[GIVEN TASK]:
All entries are to be quoted exactly; the images stay out of the copy.

(Structured figure records)
— start —
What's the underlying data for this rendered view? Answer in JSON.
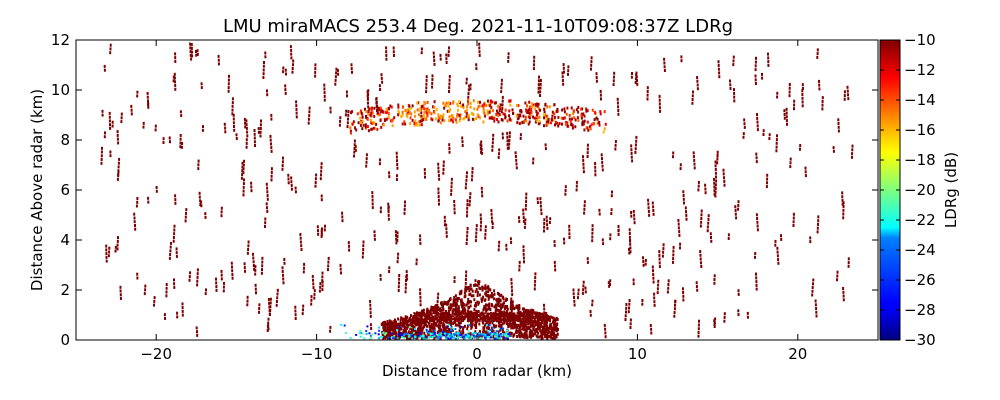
{
  "chart_data": {
    "type": "heatmap",
    "title": "LMU miraMACS 253.4 Deg. 2021-11-10T09:08:37Z  LDRg",
    "xlabel": "Distance from radar (km)",
    "ylabel": "Distance Above radar  (km)",
    "xlim": [
      -25,
      25
    ],
    "ylim": [
      0,
      12
    ],
    "xticks": [
      -20,
      -10,
      0,
      10,
      20
    ],
    "xtick_labels": [
      "−20",
      "−10",
      "0",
      "10",
      "20"
    ],
    "yticks": [
      0,
      2,
      4,
      6,
      8,
      10,
      12
    ],
    "ytick_labels": [
      "0",
      "2",
      "4",
      "6",
      "8",
      "10",
      "12"
    ],
    "colorbar": {
      "label": "LDRg (dB)",
      "range": [
        -30,
        -10
      ],
      "ticks": [
        -10,
        -12,
        -14,
        -16,
        -18,
        -20,
        -22,
        -24,
        -26,
        -28,
        -30
      ],
      "tick_labels": [
        "−10",
        "−12",
        "−14",
        "−16",
        "−18",
        "−20",
        "−22",
        "−24",
        "−26",
        "−28",
        "−30"
      ],
      "colormap": "jet"
    },
    "features": [
      {
        "name": "upper-cloud-layer",
        "x_range": [
          -8,
          8
        ],
        "z_range": [
          8.2,
          9.8
        ],
        "ldr_typical": -14
      },
      {
        "name": "near-surface-clutter",
        "x_range": [
          -6,
          5
        ],
        "z_range": [
          0,
          2.5
        ],
        "ldr_typical": -10
      },
      {
        "name": "low-ldr-surface-echoes",
        "x_range": [
          -9,
          2
        ],
        "z_range": [
          0,
          0.6
        ],
        "ldr_typical": -23
      }
    ]
  },
  "colors": {
    "background": "#ffffff",
    "axes": "#000000",
    "dominant_echo": "#7f0000"
  }
}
— end —
[WRITTEN SOLUTION]:
What's the underlying data for this rendered view? Answer in JSON.
{
  "chart_data": {
    "type": "heatmap",
    "title": "LMU miraMACS 253.4 Deg. 2021-11-10T09:08:37Z  LDRg",
    "xlabel": "Distance from radar (km)",
    "ylabel": "Distance Above radar  (km)",
    "xlim": [
      -25,
      25
    ],
    "ylim": [
      0,
      12
    ],
    "xticks": [
      -20,
      -10,
      0,
      10,
      20
    ],
    "xtick_labels": [
      "−20",
      "−10",
      "0",
      "10",
      "20"
    ],
    "yticks": [
      0,
      2,
      4,
      6,
      8,
      10,
      12
    ],
    "ytick_labels": [
      "0",
      "2",
      "4",
      "6",
      "8",
      "10",
      "12"
    ],
    "colorbar": {
      "label": "LDRg (dB)",
      "range": [
        -30,
        -10
      ],
      "ticks": [
        -10,
        -12,
        -14,
        -16,
        -18,
        -20,
        -22,
        -24,
        -26,
        -28,
        -30
      ],
      "tick_labels": [
        "−10",
        "−12",
        "−14",
        "−16",
        "−18",
        "−20",
        "−22",
        "−24",
        "−26",
        "−28",
        "−30"
      ],
      "colormap": "jet"
    },
    "features": [
      {
        "name": "upper-cloud-layer",
        "x_range": [
          -8,
          8
        ],
        "z_range": [
          8.2,
          9.8
        ],
        "ldr_typical": -14
      },
      {
        "name": "near-surface-clutter",
        "x_range": [
          -6,
          5
        ],
        "z_range": [
          0,
          2.5
        ],
        "ldr_typical": -10
      },
      {
        "name": "low-ldr-surface-echoes",
        "x_range": [
          -9,
          2
        ],
        "z_range": [
          0,
          0.6
        ],
        "ldr_typical": -23
      }
    ]
  },
  "colors": {
    "background": "#ffffff",
    "axes": "#000000",
    "dominant_echo": "#7f0000"
  }
}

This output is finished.